FRAGMENTO DEL TEXTO -
La belleza ha sido siempre cosa de griegos. Un canon perfecto en el cual la proporción y la armonía de las partes, el peso y el contrapeso están perfectamente balanceadas. El ojo descansa porque encuentra el orden con el que todo ha sido hecho. Así es, esta belleza no tiene nada que ver con un bebe. Él es como todos los demás bebes: la armonía y la perfección tal vez llegarán algún día; pero ahora es solo pequeño, tiene pocos cabellos, hace caca, vomita y llora.

La belleza no es cosa de gente que ha nacido en países de Palestina. La belleza es cosa de escultores capaces de transformar hasta el viento en piedra, de pintores que conocen los colores de lo que no se puede ver. La belleza es artificio y perfección. No tiene olor. No es — ¡no, Señor! — cosa de carpinteros ni de amas de casa, la belleza. No tiene nada que ver con la vida cotidiana, la belleza. Con los pañales, la papucha, las plantas, las vigilias y esa sonrisa que no se sabe bien a quién va dirigida.

LOS DATOS -
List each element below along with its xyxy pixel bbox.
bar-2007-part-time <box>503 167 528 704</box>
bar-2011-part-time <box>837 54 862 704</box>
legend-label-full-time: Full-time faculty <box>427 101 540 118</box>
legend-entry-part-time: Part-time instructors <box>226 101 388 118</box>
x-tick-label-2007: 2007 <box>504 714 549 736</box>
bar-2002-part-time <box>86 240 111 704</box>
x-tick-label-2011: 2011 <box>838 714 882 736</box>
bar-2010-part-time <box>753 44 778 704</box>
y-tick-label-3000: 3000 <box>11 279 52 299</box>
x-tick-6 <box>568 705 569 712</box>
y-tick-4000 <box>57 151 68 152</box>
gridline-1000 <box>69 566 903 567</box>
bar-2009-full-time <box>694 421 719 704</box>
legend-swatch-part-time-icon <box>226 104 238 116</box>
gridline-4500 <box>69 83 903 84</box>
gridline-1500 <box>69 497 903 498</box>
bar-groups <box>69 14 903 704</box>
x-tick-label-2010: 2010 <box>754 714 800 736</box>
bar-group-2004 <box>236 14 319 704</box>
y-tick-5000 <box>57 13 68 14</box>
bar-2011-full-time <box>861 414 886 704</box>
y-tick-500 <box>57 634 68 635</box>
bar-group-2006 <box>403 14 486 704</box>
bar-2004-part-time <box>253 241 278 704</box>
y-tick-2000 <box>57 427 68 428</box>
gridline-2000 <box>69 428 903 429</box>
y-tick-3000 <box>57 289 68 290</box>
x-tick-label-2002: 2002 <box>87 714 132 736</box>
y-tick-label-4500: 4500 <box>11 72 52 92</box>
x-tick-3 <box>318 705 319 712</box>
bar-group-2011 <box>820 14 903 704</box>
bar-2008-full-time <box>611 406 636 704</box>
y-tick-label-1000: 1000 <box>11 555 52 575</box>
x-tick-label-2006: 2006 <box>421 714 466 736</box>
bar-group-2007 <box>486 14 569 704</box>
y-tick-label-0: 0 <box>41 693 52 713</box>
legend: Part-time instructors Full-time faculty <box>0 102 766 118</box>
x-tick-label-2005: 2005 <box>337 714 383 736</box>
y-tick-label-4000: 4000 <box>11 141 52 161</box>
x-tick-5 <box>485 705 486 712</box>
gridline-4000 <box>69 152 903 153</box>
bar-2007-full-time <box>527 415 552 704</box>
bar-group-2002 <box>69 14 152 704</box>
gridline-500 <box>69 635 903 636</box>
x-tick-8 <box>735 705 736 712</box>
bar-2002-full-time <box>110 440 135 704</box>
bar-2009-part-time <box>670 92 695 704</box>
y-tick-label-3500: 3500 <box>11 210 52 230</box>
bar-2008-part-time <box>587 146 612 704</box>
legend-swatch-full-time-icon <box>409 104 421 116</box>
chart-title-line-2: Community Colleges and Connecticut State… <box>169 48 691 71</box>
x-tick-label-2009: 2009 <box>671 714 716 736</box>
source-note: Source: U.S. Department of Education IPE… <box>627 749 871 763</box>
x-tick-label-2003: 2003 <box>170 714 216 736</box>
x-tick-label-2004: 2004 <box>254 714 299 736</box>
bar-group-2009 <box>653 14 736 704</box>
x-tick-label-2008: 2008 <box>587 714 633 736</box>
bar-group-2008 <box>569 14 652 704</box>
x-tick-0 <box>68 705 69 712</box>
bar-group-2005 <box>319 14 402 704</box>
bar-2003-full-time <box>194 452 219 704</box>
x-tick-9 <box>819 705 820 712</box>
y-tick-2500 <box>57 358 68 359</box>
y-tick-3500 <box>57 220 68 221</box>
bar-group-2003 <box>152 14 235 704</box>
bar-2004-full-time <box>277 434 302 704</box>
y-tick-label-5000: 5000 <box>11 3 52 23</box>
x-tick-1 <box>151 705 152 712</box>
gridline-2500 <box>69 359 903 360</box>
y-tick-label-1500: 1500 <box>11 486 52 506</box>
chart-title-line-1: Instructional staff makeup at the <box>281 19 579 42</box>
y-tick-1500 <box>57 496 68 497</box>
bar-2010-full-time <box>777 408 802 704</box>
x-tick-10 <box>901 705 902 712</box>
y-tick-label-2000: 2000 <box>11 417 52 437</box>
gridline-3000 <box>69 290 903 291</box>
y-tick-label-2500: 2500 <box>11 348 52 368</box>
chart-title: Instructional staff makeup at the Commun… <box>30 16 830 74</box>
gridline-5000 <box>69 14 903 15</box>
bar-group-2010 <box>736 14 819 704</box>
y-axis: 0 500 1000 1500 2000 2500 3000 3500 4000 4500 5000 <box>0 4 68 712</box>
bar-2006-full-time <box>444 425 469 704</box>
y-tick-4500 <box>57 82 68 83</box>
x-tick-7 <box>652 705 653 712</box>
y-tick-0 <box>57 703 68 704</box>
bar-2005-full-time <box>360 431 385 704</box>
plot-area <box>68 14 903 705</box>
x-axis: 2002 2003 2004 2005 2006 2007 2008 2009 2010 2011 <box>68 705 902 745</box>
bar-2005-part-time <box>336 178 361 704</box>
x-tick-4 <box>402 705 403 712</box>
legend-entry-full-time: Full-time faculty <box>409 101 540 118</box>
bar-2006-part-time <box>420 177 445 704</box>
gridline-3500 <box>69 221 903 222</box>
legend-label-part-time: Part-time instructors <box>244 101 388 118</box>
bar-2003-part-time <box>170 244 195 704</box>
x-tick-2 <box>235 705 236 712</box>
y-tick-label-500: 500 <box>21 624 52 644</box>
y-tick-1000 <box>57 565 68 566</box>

LAS TAREAS -
1. Resume en dos oraciones el texto sobre la belleza.
2. En el texto sobre la belleza, ¿por qué descansa el ojo ante el canon griego?

LAS RESPUESTAS -
1. La belleza se presenta como un canon griego de proporción, armonía y equilibrio, propio de escultores y pintores, hecho de artificio y perfección. Esa belleza no tiene nada que ver con un bebé, que ahora es solo pequeño, vomita y llora, ni con la vida cotidiana de carpinteros y amas de casa.

2. Porque encuentra el orden con el que todo ha sido hecho.